Data items
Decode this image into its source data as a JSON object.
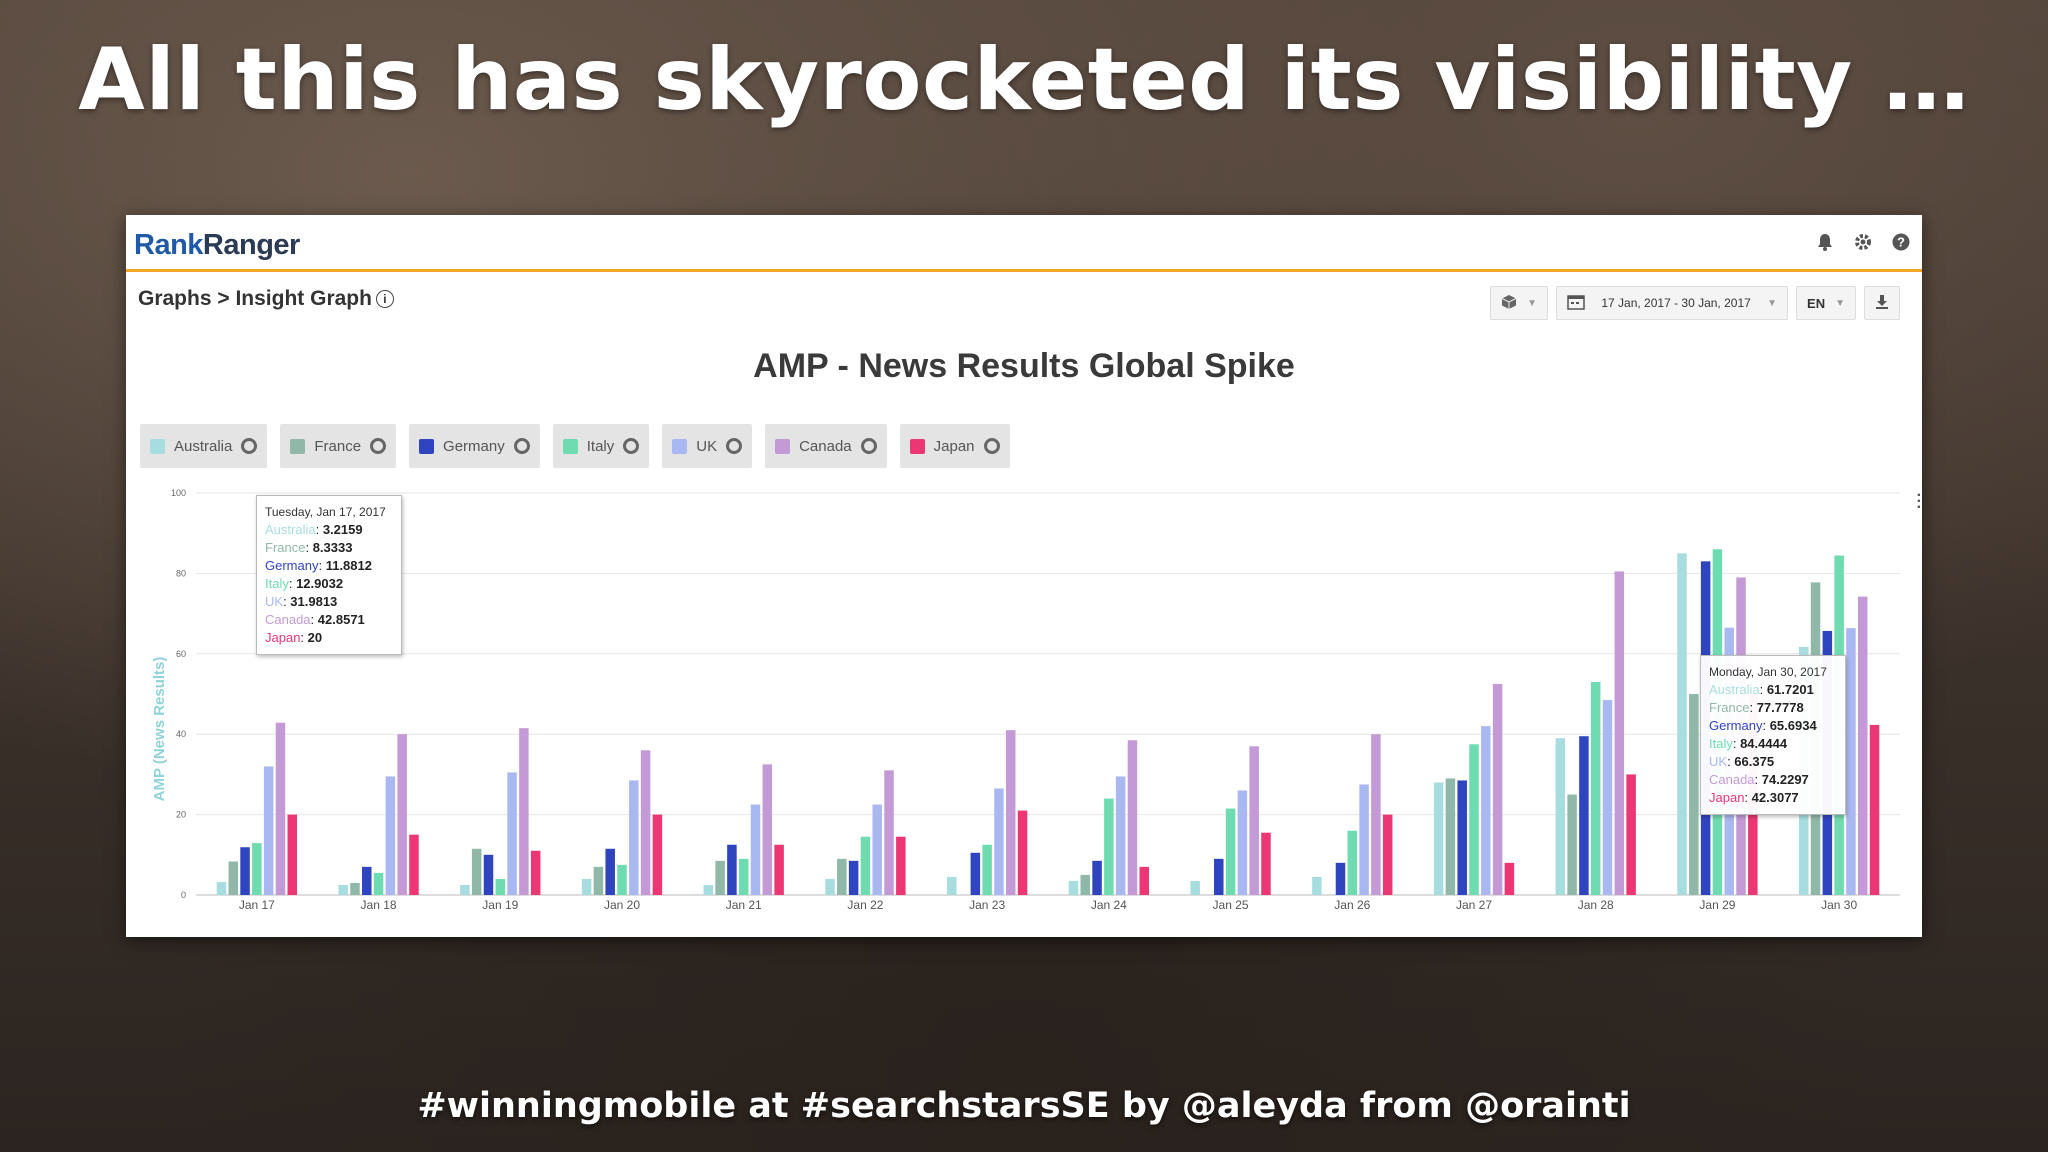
{
  "slide": {
    "title": "All this has skyrocketed its visibility …",
    "footer": "#winningmobile at #searchstarsSE by @aleyda from @orainti"
  },
  "app": {
    "logo_rank": "Rank",
    "logo_ranger": "Ranger",
    "header_icons": [
      "bell-icon",
      "gear-icon",
      "help-icon"
    ],
    "breadcrumb": "Graphs > Insight Graph",
    "toolbar": {
      "date_range": "17 Jan, 2017 - 30 Jan, 2017",
      "language": "EN"
    }
  },
  "chart_data": {
    "type": "bar",
    "title": "AMP - News Results Global Spike",
    "ylabel": "AMP (News Results)",
    "ylim": [
      0,
      100
    ],
    "yticks": [
      "100",
      "80",
      "60",
      "40",
      "20",
      "0"
    ],
    "categories": [
      "Jan 17",
      "Jan 18",
      "Jan 19",
      "Jan 20",
      "Jan 21",
      "Jan 22",
      "Jan 23",
      "Jan 24",
      "Jan 25",
      "Jan 26",
      "Jan 27",
      "Jan 28",
      "Jan 29",
      "Jan 30"
    ],
    "series": [
      {
        "name": "Australia",
        "color": "#a8dde0",
        "values": [
          3.2159,
          2.5,
          2.5,
          4,
          2.5,
          4,
          4.5,
          3.5,
          3.5,
          4.5,
          28,
          39,
          85,
          61.7201
        ]
      },
      {
        "name": "France",
        "color": "#90b8a8",
        "values": [
          8.3333,
          3,
          11.5,
          7,
          8.5,
          9,
          0,
          5,
          0,
          0,
          29,
          25,
          50,
          77.7778
        ]
      },
      {
        "name": "Germany",
        "color": "#2f45c0",
        "values": [
          11.8812,
          7,
          10,
          11.5,
          12.5,
          8.5,
          10.5,
          8.5,
          9,
          8,
          28.5,
          39.5,
          83,
          65.6934
        ]
      },
      {
        "name": "Italy",
        "color": "#6fdbb0",
        "values": [
          12.9032,
          5.5,
          4,
          7.5,
          9,
          14.5,
          12.5,
          24,
          21.5,
          16,
          37.5,
          53,
          86,
          84.4444
        ]
      },
      {
        "name": "UK",
        "color": "#aab8f2",
        "values": [
          31.9813,
          29.5,
          30.5,
          28.5,
          22.5,
          22.5,
          26.5,
          29.5,
          26,
          27.5,
          42,
          48.5,
          66.5,
          66.375
        ]
      },
      {
        "name": "Canada",
        "color": "#c49ad6",
        "values": [
          42.8571,
          40,
          41.5,
          36,
          32.5,
          31,
          41,
          38.5,
          37,
          40,
          52.5,
          80.5,
          79,
          74.2297
        ]
      },
      {
        "name": "Japan",
        "color": "#ec3774",
        "values": [
          20,
          15,
          11,
          20,
          12.5,
          14.5,
          21,
          7,
          15.5,
          20,
          8,
          30,
          50,
          42.3077
        ]
      }
    ],
    "legend": "top-left",
    "grid": true
  },
  "tooltips": [
    {
      "date": "Tuesday, Jan 17, 2017",
      "rows": [
        {
          "label": "Australia",
          "value": "3.2159",
          "color": "#a8dde0"
        },
        {
          "label": "France",
          "value": "8.3333",
          "color": "#90b8a8"
        },
        {
          "label": "Germany",
          "value": "11.8812",
          "color": "#2f45c0"
        },
        {
          "label": "Italy",
          "value": "12.9032",
          "color": "#6fdbb0"
        },
        {
          "label": "UK",
          "value": "31.9813",
          "color": "#aab8f2"
        },
        {
          "label": "Canada",
          "value": "42.8571",
          "color": "#c49ad6"
        },
        {
          "label": "Japan",
          "value": "20",
          "color": "#ec3774"
        }
      ]
    },
    {
      "date": "Monday, Jan 30, 2017",
      "rows": [
        {
          "label": "Australia",
          "value": "61.7201",
          "color": "#a8dde0"
        },
        {
          "label": "France",
          "value": "77.7778",
          "color": "#90b8a8"
        },
        {
          "label": "Germany",
          "value": "65.6934",
          "color": "#2f45c0"
        },
        {
          "label": "Italy",
          "value": "84.4444",
          "color": "#6fdbb0"
        },
        {
          "label": "UK",
          "value": "66.375",
          "color": "#aab8f2"
        },
        {
          "label": "Canada",
          "value": "74.2297",
          "color": "#c49ad6"
        },
        {
          "label": "Japan",
          "value": "42.3077",
          "color": "#ec3774"
        }
      ]
    }
  ]
}
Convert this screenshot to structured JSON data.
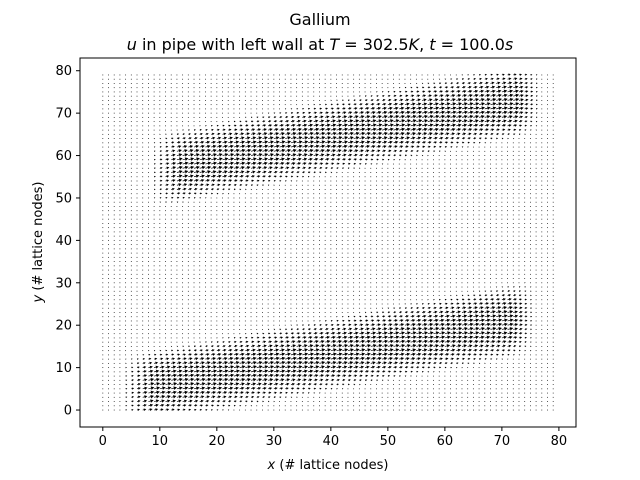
{
  "chart_data": {
    "type": "quiver",
    "title": "Gallium",
    "subtitle": {
      "var": "u",
      "text1": " in pipe with left wall at ",
      "tvar": "T",
      "tval": " = 302.5",
      "tunit": "K",
      "sep": ", ",
      "timevar": "t",
      "timeval": " = 100.0",
      "timeunit": "s"
    },
    "xlabel": {
      "var": "x",
      "rest": " (# lattice nodes)"
    },
    "ylabel": {
      "var": "y",
      "rest": " (# lattice nodes)"
    },
    "xlim": [
      -4,
      83
    ],
    "ylim": [
      -4,
      83
    ],
    "xticks": [
      0,
      10,
      20,
      30,
      40,
      50,
      60,
      70,
      80
    ],
    "yticks": [
      0,
      10,
      20,
      30,
      40,
      50,
      60,
      70,
      80
    ],
    "grid": false,
    "lattice": {
      "nx": 80,
      "ny": 80
    },
    "flow_bands": [
      {
        "x": [
          3,
          76
        ],
        "y_center_start": 4,
        "y_center_end": 22,
        "half_width": 9,
        "peak_speed": 1.0
      },
      {
        "x": [
          8,
          77
        ],
        "y_center_start": 56,
        "y_center_end": 74,
        "half_width": 9,
        "peak_speed": 1.0
      }
    ]
  }
}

__Problem description__. Skip the pictures and transcribe the rest of the records exactly.

__Answer for the task__.
Decode this image into its source data as a JSON object.
{
  "slide": {
    "title": "All this has skyrocketed its visibility …",
    "footer": "#winningmobile at #searchstarsSE by @aleyda from @orainti"
  },
  "app": {
    "logo_rank": "Rank",
    "logo_ranger": "Ranger",
    "header_icons": [
      "bell-icon",
      "gear-icon",
      "help-icon"
    ],
    "breadcrumb": "Graphs > Insight Graph",
    "toolbar": {
      "date_range": "17 Jan, 2017 - 30 Jan, 2017",
      "language": "EN"
    }
  },
  "chart_data": {
    "type": "bar",
    "title": "AMP - News Results Global Spike",
    "ylabel": "AMP (News Results)",
    "ylim": [
      0,
      100
    ],
    "yticks": [
      "100",
      "80",
      "60",
      "40",
      "20",
      "0"
    ],
    "categories": [
      "Jan 17",
      "Jan 18",
      "Jan 19",
      "Jan 20",
      "Jan 21",
      "Jan 22",
      "Jan 23",
      "Jan 24",
      "Jan 25",
      "Jan 26",
      "Jan 27",
      "Jan 28",
      "Jan 29",
      "Jan 30"
    ],
    "series": [
      {
        "name": "Australia",
        "color": "#a8dde0",
        "values": [
          3.2159,
          2.5,
          2.5,
          4,
          2.5,
          4,
          4.5,
          3.5,
          3.5,
          4.5,
          28,
          39,
          85,
          61.7201
        ]
      },
      {
        "name": "France",
        "color": "#90b8a8",
        "values": [
          8.3333,
          3,
          11.5,
          7,
          8.5,
          9,
          0,
          5,
          0,
          0,
          29,
          25,
          50,
          77.7778
        ]
      },
      {
        "name": "Germany",
        "color": "#2f45c0",
        "values": [
          11.8812,
          7,
          10,
          11.5,
          12.5,
          8.5,
          10.5,
          8.5,
          9,
          8,
          28.5,
          39.5,
          83,
          65.6934
        ]
      },
      {
        "name": "Italy",
        "color": "#6fdbb0",
        "values": [
          12.9032,
          5.5,
          4,
          7.5,
          9,
          14.5,
          12.5,
          24,
          21.5,
          16,
          37.5,
          53,
          86,
          84.4444
        ]
      },
      {
        "name": "UK",
        "color": "#aab8f2",
        "values": [
          31.9813,
          29.5,
          30.5,
          28.5,
          22.5,
          22.5,
          26.5,
          29.5,
          26,
          27.5,
          42,
          48.5,
          66.5,
          66.375
        ]
      },
      {
        "name": "Canada",
        "color": "#c49ad6",
        "values": [
          42.8571,
          40,
          41.5,
          36,
          32.5,
          31,
          41,
          38.5,
          37,
          40,
          52.5,
          80.5,
          79,
          74.2297
        ]
      },
      {
        "name": "Japan",
        "color": "#ec3774",
        "values": [
          20,
          15,
          11,
          20,
          12.5,
          14.5,
          21,
          7,
          15.5,
          20,
          8,
          30,
          50,
          42.3077
        ]
      }
    ],
    "legend": "top-left",
    "grid": true
  },
  "tooltips": [
    {
      "date": "Tuesday, Jan 17, 2017",
      "rows": [
        {
          "label": "Australia",
          "value": "3.2159",
          "color": "#a8dde0"
        },
        {
          "label": "France",
          "value": "8.3333",
          "color": "#90b8a8"
        },
        {
          "label": "Germany",
          "value": "11.8812",
          "color": "#2f45c0"
        },
        {
          "label": "Italy",
          "value": "12.9032",
          "color": "#6fdbb0"
        },
        {
          "label": "UK",
          "value": "31.9813",
          "color": "#aab8f2"
        },
        {
          "label": "Canada",
          "value": "42.8571",
          "color": "#c49ad6"
        },
        {
          "label": "Japan",
          "value": "20",
          "color": "#ec3774"
        }
      ]
    },
    {
      "date": "Monday, Jan 30, 2017",
      "rows": [
        {
          "label": "Australia",
          "value": "61.7201",
          "color": "#a8dde0"
        },
        {
          "label": "France",
          "value": "77.7778",
          "color": "#90b8a8"
        },
        {
          "label": "Germany",
          "value": "65.6934",
          "color": "#2f45c0"
        },
        {
          "label": "Italy",
          "value": "84.4444",
          "color": "#6fdbb0"
        },
        {
          "label": "UK",
          "value": "66.375",
          "color": "#aab8f2"
        },
        {
          "label": "Canada",
          "value": "74.2297",
          "color": "#c49ad6"
        },
        {
          "label": "Japan",
          "value": "42.3077",
          "color": "#ec3774"
        }
      ]
    }
  ]
}
Convert this screenshot to structured JSON data.
{
  "chart_data": {
    "type": "quiver",
    "title": "Gallium",
    "subtitle": {
      "var": "u",
      "text1": " in pipe with left wall at ",
      "tvar": "T",
      "tval": " = 302.5",
      "tunit": "K",
      "sep": ", ",
      "timevar": "t",
      "timeval": " = 100.0",
      "timeunit": "s"
    },
    "xlabel": {
      "var": "x",
      "rest": " (# lattice nodes)"
    },
    "ylabel": {
      "var": "y",
      "rest": " (# lattice nodes)"
    },
    "xlim": [
      -4,
      83
    ],
    "ylim": [
      -4,
      83
    ],
    "xticks": [
      0,
      10,
      20,
      30,
      40,
      50,
      60,
      70,
      80
    ],
    "yticks": [
      0,
      10,
      20,
      30,
      40,
      50,
      60,
      70,
      80
    ],
    "grid": false,
    "lattice": {
      "nx": 80,
      "ny": 80
    },
    "flow_bands": [
      {
        "x": [
          3,
          76
        ],
        "y_center_start": 4,
        "y_center_end": 22,
        "half_width": 9,
        "peak_speed": 1.0
      },
      {
        "x": [
          8,
          77
        ],
        "y_center_start": 56,
        "y_center_end": 74,
        "half_width": 9,
        "peak_speed": 1.0
      }
    ]
  }
}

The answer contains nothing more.